Collected data

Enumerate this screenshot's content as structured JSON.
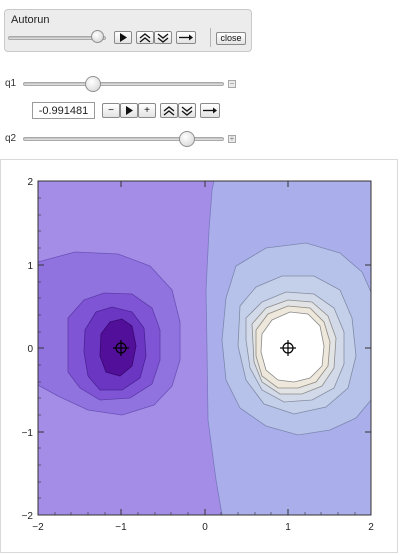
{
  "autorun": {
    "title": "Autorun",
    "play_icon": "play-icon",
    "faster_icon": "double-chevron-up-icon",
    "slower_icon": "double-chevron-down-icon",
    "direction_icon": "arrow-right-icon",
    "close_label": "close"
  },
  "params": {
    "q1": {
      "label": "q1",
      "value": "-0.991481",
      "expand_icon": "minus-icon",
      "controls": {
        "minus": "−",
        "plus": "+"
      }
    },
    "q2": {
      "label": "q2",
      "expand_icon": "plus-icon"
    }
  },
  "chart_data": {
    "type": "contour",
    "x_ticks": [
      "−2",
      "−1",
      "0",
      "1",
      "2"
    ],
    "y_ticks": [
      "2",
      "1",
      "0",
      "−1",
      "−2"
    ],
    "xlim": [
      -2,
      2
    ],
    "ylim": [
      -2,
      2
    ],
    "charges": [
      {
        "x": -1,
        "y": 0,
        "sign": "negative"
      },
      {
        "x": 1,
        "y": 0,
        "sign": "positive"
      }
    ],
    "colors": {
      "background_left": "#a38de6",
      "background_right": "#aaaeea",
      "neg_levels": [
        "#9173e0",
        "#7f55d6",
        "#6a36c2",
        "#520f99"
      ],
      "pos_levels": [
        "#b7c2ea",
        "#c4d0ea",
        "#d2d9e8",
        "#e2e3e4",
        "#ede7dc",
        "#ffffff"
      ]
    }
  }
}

_EXERCISE TASK_: Count each line above in which the string "chevron" appears, then state only the total.

_RESULT FOR THIS TASK_: 2